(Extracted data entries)
:::

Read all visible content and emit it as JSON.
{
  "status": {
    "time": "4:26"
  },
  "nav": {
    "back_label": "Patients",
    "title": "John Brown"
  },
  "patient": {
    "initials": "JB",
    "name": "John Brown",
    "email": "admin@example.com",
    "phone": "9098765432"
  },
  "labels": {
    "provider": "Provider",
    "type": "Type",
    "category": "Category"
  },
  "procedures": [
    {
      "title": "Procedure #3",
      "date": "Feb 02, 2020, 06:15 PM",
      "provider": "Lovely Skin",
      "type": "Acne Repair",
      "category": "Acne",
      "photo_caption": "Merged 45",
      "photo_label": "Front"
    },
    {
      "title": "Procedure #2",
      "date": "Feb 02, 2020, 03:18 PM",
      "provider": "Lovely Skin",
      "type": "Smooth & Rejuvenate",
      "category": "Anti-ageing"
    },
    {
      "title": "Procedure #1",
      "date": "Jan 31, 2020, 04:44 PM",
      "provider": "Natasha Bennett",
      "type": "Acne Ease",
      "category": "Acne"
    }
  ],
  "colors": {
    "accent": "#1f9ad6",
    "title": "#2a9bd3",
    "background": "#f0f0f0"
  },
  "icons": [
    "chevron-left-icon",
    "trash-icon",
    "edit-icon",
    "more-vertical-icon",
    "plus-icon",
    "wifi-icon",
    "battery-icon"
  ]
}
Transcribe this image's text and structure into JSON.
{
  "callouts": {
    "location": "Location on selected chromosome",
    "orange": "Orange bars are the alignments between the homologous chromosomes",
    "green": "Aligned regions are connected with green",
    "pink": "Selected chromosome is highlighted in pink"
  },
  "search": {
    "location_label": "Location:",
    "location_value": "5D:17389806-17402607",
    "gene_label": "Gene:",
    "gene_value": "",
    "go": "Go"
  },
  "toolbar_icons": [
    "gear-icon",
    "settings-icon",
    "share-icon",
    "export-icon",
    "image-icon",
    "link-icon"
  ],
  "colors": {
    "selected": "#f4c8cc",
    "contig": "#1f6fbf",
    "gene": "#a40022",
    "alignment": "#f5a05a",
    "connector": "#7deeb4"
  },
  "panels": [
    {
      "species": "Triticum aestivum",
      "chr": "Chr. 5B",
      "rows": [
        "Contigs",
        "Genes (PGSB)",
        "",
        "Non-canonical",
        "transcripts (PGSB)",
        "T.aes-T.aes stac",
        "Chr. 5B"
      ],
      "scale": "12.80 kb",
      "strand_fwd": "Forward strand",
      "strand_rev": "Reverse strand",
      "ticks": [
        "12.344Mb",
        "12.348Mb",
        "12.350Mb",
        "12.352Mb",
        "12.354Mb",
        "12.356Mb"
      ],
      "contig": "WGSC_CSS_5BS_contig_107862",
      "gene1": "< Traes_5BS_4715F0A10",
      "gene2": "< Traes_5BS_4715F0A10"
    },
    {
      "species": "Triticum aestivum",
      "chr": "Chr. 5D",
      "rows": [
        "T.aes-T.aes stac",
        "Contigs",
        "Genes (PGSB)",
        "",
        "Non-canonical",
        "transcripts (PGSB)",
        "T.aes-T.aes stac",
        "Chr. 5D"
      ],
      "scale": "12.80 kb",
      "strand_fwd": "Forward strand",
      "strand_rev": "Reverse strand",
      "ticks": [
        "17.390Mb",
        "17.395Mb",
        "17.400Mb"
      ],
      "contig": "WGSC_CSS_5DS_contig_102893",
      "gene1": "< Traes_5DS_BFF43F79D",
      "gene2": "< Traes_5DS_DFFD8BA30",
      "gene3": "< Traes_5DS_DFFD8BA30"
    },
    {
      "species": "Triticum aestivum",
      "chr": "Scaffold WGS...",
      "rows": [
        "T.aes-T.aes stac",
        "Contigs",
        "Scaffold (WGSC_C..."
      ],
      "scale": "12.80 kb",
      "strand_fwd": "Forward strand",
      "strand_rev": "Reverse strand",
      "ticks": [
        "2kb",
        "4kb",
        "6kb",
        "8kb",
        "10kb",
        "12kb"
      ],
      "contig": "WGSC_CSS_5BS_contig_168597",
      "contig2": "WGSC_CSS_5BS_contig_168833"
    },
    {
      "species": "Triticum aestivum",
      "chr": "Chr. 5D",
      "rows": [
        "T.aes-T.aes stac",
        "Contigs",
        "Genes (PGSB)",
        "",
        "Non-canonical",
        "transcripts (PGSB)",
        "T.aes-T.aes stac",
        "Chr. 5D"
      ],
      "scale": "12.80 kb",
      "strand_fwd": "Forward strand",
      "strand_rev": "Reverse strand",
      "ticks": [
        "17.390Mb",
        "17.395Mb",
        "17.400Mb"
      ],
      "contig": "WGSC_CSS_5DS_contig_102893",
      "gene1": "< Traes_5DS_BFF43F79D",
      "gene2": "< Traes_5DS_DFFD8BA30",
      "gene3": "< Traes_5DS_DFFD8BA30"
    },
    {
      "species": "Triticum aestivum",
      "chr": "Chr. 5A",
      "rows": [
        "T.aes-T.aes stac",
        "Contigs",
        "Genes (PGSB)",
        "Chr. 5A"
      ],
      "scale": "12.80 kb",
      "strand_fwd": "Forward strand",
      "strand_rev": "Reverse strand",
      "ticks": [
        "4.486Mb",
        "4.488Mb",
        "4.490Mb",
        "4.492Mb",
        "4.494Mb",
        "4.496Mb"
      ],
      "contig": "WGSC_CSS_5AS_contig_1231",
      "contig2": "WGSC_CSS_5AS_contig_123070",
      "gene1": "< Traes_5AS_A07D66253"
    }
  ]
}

:::

• _Activity_
Each record must be output word for word.

• _Reply_
Read all visible content and emit it as JSON.
{
  "status": {
    "time": "4:26"
  },
  "nav": {
    "back_label": "Patients",
    "title": "John Brown"
  },
  "patient": {
    "initials": "JB",
    "name": "John Brown",
    "email": "admin@example.com",
    "phone": "9098765432"
  },
  "labels": {
    "provider": "Provider",
    "type": "Type",
    "category": "Category"
  },
  "procedures": [
    {
      "title": "Procedure #3",
      "date": "Feb 02, 2020, 06:15 PM",
      "provider": "Lovely Skin",
      "type": "Acne Repair",
      "category": "Acne",
      "photo_caption": "Merged 45",
      "photo_label": "Front"
    },
    {
      "title": "Procedure #2",
      "date": "Feb 02, 2020, 03:18 PM",
      "provider": "Lovely Skin",
      "type": "Smooth & Rejuvenate",
      "category": "Anti-ageing"
    },
    {
      "title": "Procedure #1",
      "date": "Jan 31, 2020, 04:44 PM",
      "provider": "Natasha Bennett",
      "type": "Acne Ease",
      "category": "Acne"
    }
  ],
  "colors": {
    "accent": "#1f9ad6",
    "title": "#2a9bd3",
    "background": "#f0f0f0"
  },
  "icons": [
    "chevron-left-icon",
    "trash-icon",
    "edit-icon",
    "more-vertical-icon",
    "plus-icon",
    "wifi-icon",
    "battery-icon"
  ]
}
Transcribe this image's text and structure into JSON.
{
  "callouts": {
    "location": "Location on selected chromosome",
    "orange": "Orange bars are the alignments between the homologous chromosomes",
    "green": "Aligned regions are connected with green",
    "pink": "Selected chromosome is highlighted in pink"
  },
  "search": {
    "location_label": "Location:",
    "location_value": "5D:17389806-17402607",
    "gene_label": "Gene:",
    "gene_value": "",
    "go": "Go"
  },
  "toolbar_icons": [
    "gear-icon",
    "settings-icon",
    "share-icon",
    "export-icon",
    "image-icon",
    "link-icon"
  ],
  "colors": {
    "selected": "#f4c8cc",
    "contig": "#1f6fbf",
    "gene": "#a40022",
    "alignment": "#f5a05a",
    "connector": "#7deeb4"
  },
  "panels": [
    {
      "species": "Triticum aestivum",
      "chr": "Chr. 5B",
      "rows": [
        "Contigs",
        "Genes (PGSB)",
        "",
        "Non-canonical",
        "transcripts (PGSB)",
        "T.aes-T.aes stac",
        "Chr. 5B"
      ],
      "scale": "12.80 kb",
      "strand_fwd": "Forward strand",
      "strand_rev": "Reverse strand",
      "ticks": [
        "12.344Mb",
        "12.348Mb",
        "12.350Mb",
        "12.352Mb",
        "12.354Mb",
        "12.356Mb"
      ],
      "contig": "WGSC_CSS_5BS_contig_107862",
      "gene1": "< Traes_5BS_4715F0A10",
      "gene2": "< Traes_5BS_4715F0A10"
    },
    {
      "species": "Triticum aestivum",
      "chr": "Chr. 5D",
      "rows": [
        "T.aes-T.aes stac",
        "Contigs",
        "Genes (PGSB)",
        "",
        "Non-canonical",
        "transcripts (PGSB)",
        "T.aes-T.aes stac",
        "Chr. 5D"
      ],
      "scale": "12.80 kb",
      "strand_fwd": "Forward strand",
      "strand_rev": "Reverse strand",
      "ticks": [
        "17.390Mb",
        "17.395Mb",
        "17.400Mb"
      ],
      "contig": "WGSC_CSS_5DS_contig_102893",
      "gene1": "< Traes_5DS_BFF43F79D",
      "gene2": "< Traes_5DS_DFFD8BA30",
      "gene3": "< Traes_5DS_DFFD8BA30"
    },
    {
      "species": "Triticum aestivum",
      "chr": "Scaffold WGS...",
      "rows": [
        "T.aes-T.aes stac",
        "Contigs",
        "Scaffold (WGSC_C..."
      ],
      "scale": "12.80 kb",
      "strand_fwd": "Forward strand",
      "strand_rev": "Reverse strand",
      "ticks": [
        "2kb",
        "4kb",
        "6kb",
        "8kb",
        "10kb",
        "12kb"
      ],
      "contig": "WGSC_CSS_5BS_contig_168597",
      "contig2": "WGSC_CSS_5BS_contig_168833"
    },
    {
      "species": "Triticum aestivum",
      "chr": "Chr. 5D",
      "rows": [
        "T.aes-T.aes stac",
        "Contigs",
        "Genes (PGSB)",
        "",
        "Non-canonical",
        "transcripts (PGSB)",
        "T.aes-T.aes stac",
        "Chr. 5D"
      ],
      "scale": "12.80 kb",
      "strand_fwd": "Forward strand",
      "strand_rev": "Reverse strand",
      "ticks": [
        "17.390Mb",
        "17.395Mb",
        "17.400Mb"
      ],
      "contig": "WGSC_CSS_5DS_contig_102893",
      "gene1": "< Traes_5DS_BFF43F79D",
      "gene2": "< Traes_5DS_DFFD8BA30",
      "gene3": "< Traes_5DS_DFFD8BA30"
    },
    {
      "species": "Triticum aestivum",
      "chr": "Chr. 5A",
      "rows": [
        "T.aes-T.aes stac",
        "Contigs",
        "Genes (PGSB)",
        "Chr. 5A"
      ],
      "scale": "12.80 kb",
      "strand_fwd": "Forward strand",
      "strand_rev": "Reverse strand",
      "ticks": [
        "4.486Mb",
        "4.488Mb",
        "4.490Mb",
        "4.492Mb",
        "4.494Mb",
        "4.496Mb"
      ],
      "contig": "WGSC_CSS_5AS_contig_1231",
      "contig2": "WGSC_CSS_5AS_contig_123070",
      "gene1": "< Traes_5AS_A07D66253"
    }
  ]
}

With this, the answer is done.